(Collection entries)
** begin **
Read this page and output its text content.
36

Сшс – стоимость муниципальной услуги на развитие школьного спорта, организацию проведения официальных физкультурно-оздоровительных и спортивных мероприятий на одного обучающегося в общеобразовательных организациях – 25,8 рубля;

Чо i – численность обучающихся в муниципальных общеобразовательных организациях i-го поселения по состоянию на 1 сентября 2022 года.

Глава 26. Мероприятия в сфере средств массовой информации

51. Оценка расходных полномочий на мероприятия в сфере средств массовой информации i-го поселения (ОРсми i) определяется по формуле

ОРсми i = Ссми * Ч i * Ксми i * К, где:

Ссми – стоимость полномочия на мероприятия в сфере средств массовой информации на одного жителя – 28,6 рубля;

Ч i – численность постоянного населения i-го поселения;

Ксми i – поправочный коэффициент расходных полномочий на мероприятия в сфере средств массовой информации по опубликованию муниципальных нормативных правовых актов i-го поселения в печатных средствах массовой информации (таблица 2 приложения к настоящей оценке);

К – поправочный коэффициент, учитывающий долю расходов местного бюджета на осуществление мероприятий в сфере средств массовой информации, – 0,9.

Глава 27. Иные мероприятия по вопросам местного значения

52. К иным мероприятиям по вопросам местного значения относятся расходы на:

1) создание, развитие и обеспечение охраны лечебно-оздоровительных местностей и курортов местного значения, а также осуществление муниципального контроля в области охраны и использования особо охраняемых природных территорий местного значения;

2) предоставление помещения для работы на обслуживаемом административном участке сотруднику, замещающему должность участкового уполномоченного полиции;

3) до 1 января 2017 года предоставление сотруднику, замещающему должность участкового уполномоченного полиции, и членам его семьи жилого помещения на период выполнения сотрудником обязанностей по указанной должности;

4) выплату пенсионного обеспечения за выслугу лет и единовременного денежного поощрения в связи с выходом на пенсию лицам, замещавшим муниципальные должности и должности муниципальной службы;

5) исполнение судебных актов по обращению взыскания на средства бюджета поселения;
** end **
:: Requirement ::
Check each line of the data above for the word "помещения", then state how many lines have it. Give the number alone.

:: Solved exercise ::
2